§ **STATED PROBLEM**
Below are some records; return each one exactly.

§ **LISTING**
========================================================================
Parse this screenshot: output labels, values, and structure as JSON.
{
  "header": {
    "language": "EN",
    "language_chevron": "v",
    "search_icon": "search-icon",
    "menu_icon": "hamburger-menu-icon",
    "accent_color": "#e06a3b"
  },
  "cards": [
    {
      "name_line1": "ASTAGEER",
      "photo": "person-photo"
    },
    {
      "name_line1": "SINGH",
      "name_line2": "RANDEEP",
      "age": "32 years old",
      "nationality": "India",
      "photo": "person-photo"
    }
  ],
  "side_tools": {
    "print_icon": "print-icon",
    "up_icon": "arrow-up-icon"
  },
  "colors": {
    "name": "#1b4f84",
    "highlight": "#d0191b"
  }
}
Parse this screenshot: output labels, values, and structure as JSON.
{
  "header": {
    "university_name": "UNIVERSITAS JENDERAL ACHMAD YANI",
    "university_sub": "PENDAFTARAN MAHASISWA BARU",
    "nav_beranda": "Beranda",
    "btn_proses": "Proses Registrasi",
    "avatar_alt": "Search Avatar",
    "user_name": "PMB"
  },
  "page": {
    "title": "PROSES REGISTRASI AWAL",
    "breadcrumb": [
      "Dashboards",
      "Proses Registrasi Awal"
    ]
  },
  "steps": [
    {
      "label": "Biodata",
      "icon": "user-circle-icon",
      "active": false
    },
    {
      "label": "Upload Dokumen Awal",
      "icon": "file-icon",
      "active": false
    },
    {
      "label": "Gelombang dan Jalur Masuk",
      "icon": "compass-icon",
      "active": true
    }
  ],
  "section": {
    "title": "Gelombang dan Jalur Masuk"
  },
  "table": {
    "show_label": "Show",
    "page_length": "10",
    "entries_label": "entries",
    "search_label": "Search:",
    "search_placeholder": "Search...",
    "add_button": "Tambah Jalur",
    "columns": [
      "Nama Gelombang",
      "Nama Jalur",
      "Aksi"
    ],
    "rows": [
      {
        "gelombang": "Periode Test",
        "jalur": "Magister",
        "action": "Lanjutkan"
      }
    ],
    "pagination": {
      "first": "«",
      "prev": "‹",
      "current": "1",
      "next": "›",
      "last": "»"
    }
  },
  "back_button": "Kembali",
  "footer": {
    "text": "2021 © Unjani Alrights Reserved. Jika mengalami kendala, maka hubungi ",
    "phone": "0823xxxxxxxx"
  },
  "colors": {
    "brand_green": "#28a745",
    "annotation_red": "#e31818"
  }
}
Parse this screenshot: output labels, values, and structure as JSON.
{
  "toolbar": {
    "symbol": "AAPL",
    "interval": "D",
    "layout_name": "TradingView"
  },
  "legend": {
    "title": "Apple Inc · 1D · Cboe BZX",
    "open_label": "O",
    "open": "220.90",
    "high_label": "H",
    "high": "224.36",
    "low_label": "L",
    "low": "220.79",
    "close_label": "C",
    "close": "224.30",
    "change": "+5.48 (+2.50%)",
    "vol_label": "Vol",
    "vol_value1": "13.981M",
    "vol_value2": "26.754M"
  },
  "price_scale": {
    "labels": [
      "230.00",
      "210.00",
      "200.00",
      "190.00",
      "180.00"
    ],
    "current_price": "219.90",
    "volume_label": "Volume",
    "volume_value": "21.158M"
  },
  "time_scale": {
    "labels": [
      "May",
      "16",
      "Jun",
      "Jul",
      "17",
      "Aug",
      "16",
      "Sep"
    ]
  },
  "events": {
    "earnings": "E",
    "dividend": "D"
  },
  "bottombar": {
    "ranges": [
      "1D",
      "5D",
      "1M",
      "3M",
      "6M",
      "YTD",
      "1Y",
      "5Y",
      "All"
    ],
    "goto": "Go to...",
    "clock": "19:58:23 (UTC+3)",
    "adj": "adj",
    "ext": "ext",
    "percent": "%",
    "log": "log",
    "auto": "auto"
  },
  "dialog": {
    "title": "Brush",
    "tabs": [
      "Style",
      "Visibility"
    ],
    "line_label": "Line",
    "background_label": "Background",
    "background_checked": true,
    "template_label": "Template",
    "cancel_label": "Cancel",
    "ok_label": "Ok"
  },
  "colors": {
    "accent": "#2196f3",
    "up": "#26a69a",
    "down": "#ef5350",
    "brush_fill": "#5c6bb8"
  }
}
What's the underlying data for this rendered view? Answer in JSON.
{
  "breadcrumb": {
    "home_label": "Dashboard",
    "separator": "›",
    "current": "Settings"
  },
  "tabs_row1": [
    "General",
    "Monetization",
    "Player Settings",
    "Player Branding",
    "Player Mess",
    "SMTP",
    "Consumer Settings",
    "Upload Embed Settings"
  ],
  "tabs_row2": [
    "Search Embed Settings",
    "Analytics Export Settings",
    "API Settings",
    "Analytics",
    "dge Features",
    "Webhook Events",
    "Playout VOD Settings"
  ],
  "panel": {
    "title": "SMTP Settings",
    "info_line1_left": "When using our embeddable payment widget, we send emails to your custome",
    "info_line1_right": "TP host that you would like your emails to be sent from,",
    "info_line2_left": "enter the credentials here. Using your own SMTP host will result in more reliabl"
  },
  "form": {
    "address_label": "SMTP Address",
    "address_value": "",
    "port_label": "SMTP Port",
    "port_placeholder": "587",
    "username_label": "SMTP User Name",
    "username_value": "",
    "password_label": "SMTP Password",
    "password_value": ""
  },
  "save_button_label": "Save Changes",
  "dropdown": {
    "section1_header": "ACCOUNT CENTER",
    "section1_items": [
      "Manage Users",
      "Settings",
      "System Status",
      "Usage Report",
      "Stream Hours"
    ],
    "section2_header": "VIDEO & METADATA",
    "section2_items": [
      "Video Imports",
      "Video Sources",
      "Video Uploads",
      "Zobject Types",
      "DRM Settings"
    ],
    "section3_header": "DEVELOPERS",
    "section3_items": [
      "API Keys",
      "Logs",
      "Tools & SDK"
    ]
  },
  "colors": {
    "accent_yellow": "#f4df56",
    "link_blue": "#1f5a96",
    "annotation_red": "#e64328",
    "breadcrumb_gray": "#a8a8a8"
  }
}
========================================================================
§ **ANSWER TO THIS EXERCISE**
Parse this screenshot: output labels, values, and structure as JSON.
{
  "header": {
    "language": "EN",
    "language_chevron": "v",
    "search_icon": "search-icon",
    "menu_icon": "hamburger-menu-icon",
    "accent_color": "#e06a3b"
  },
  "cards": [
    {
      "name_line1": "ASTAGEER",
      "photo": "person-photo"
    },
    {
      "name_line1": "SINGH",
      "name_line2": "RANDEEP",
      "age": "32 years old",
      "nationality": "India",
      "photo": "person-photo"
    }
  ],
  "side_tools": {
    "print_icon": "print-icon",
    "up_icon": "arrow-up-icon"
  },
  "colors": {
    "name": "#1b4f84",
    "highlight": "#d0191b"
  }
}
Parse this screenshot: output labels, values, and structure as JSON.
{
  "header": {
    "university_name": "UNIVERSITAS JENDERAL ACHMAD YANI",
    "university_sub": "PENDAFTARAN MAHASISWA BARU",
    "nav_beranda": "Beranda",
    "btn_proses": "Proses Registrasi",
    "avatar_alt": "Search Avatar",
    "user_name": "PMB"
  },
  "page": {
    "title": "PROSES REGISTRASI AWAL",
    "breadcrumb": [
      "Dashboards",
      "Proses Registrasi Awal"
    ]
  },
  "steps": [
    {
      "label": "Biodata",
      "icon": "user-circle-icon",
      "active": false
    },
    {
      "label": "Upload Dokumen Awal",
      "icon": "file-icon",
      "active": false
    },
    {
      "label": "Gelombang dan Jalur Masuk",
      "icon": "compass-icon",
      "active": true
    }
  ],
  "section": {
    "title": "Gelombang dan Jalur Masuk"
  },
  "table": {
    "show_label": "Show",
    "page_length": "10",
    "entries_label": "entries",
    "search_label": "Search:",
    "search_placeholder": "Search...",
    "add_button": "Tambah Jalur",
    "columns": [
      "Nama Gelombang",
      "Nama Jalur",
      "Aksi"
    ],
    "rows": [
      {
        "gelombang": "Periode Test",
        "jalur": "Magister",
        "action": "Lanjutkan"
      }
    ],
    "pagination": {
      "first": "«",
      "prev": "‹",
      "current": "1",
      "next": "›",
      "last": "»"
    }
  },
  "back_button": "Kembali",
  "footer": {
    "text": "2021 © Unjani Alrights Reserved. Jika mengalami kendala, maka hubungi ",
    "phone": "0823xxxxxxxx"
  },
  "colors": {
    "brand_green": "#28a745",
    "annotation_red": "#e31818"
  }
}
Parse this screenshot: output labels, values, and structure as JSON.
{
  "toolbar": {
    "symbol": "AAPL",
    "interval": "D",
    "layout_name": "TradingView"
  },
  "legend": {
    "title": "Apple Inc · 1D · Cboe BZX",
    "open_label": "O",
    "open": "220.90",
    "high_label": "H",
    "high": "224.36",
    "low_label": "L",
    "low": "220.79",
    "close_label": "C",
    "close": "224.30",
    "change": "+5.48 (+2.50%)",
    "vol_label": "Vol",
    "vol_value1": "13.981M",
    "vol_value2": "26.754M"
  },
  "price_scale": {
    "labels": [
      "230.00",
      "210.00",
      "200.00",
      "190.00",
      "180.00"
    ],
    "current_price": "219.90",
    "volume_label": "Volume",
    "volume_value": "21.158M"
  },
  "time_scale": {
    "labels": [
      "May",
      "16",
      "Jun",
      "Jul",
      "17",
      "Aug",
      "16",
      "Sep"
    ]
  },
  "events": {
    "earnings": "E",
    "dividend": "D"
  },
  "bottombar": {
    "ranges": [
      "1D",
      "5D",
      "1M",
      "3M",
      "6M",
      "YTD",
      "1Y",
      "5Y",
      "All"
    ],
    "goto": "Go to...",
    "clock": "19:58:23 (UTC+3)",
    "adj": "adj",
    "ext": "ext",
    "percent": "%",
    "log": "log",
    "auto": "auto"
  },
  "dialog": {
    "title": "Brush",
    "tabs": [
      "Style",
      "Visibility"
    ],
    "line_label": "Line",
    "background_label": "Background",
    "background_checked": true,
    "template_label": "Template",
    "cancel_label": "Cancel",
    "ok_label": "Ok"
  },
  "colors": {
    "accent": "#2196f3",
    "up": "#26a69a",
    "down": "#ef5350",
    "brush_fill": "#5c6bb8"
  }
}
What's the underlying data for this rendered view? Answer in JSON.
{
  "breadcrumb": {
    "home_label": "Dashboard",
    "separator": "›",
    "current": "Settings"
  },
  "tabs_row1": [
    "General",
    "Monetization",
    "Player Settings",
    "Player Branding",
    "Player Mess",
    "SMTP",
    "Consumer Settings",
    "Upload Embed Settings"
  ],
  "tabs_row2": [
    "Search Embed Settings",
    "Analytics Export Settings",
    "API Settings",
    "Analytics",
    "dge Features",
    "Webhook Events",
    "Playout VOD Settings"
  ],
  "panel": {
    "title": "SMTP Settings",
    "info_line1_left": "When using our embeddable payment widget, we send emails to your custome",
    "info_line1_right": "TP host that you would like your emails to be sent from,",
    "info_line2_left": "enter the credentials here. Using your own SMTP host will result in more reliabl"
  },
  "form": {
    "address_label": "SMTP Address",
    "address_value": "",
    "port_label": "SMTP Port",
    "port_placeholder": "587",
    "username_label": "SMTP User Name",
    "username_value": "",
    "password_label": "SMTP Password",
    "password_value": ""
  },
  "save_button_label": "Save Changes",
  "dropdown": {
    "section1_header": "ACCOUNT CENTER",
    "section1_items": [
      "Manage Users",
      "Settings",
      "System Status",
      "Usage Report",
      "Stream Hours"
    ],
    "section2_header": "VIDEO & METADATA",
    "section2_items": [
      "Video Imports",
      "Video Sources",
      "Video Uploads",
      "Zobject Types",
      "DRM Settings"
    ],
    "section3_header": "DEVELOPERS",
    "section3_items": [
      "API Keys",
      "Logs",
      "Tools & SDK"
    ]
  },
  "colors": {
    "accent_yellow": "#f4df56",
    "link_blue": "#1f5a96",
    "annotation_red": "#e64328",
    "breadcrumb_gray": "#a8a8a8"
  }
}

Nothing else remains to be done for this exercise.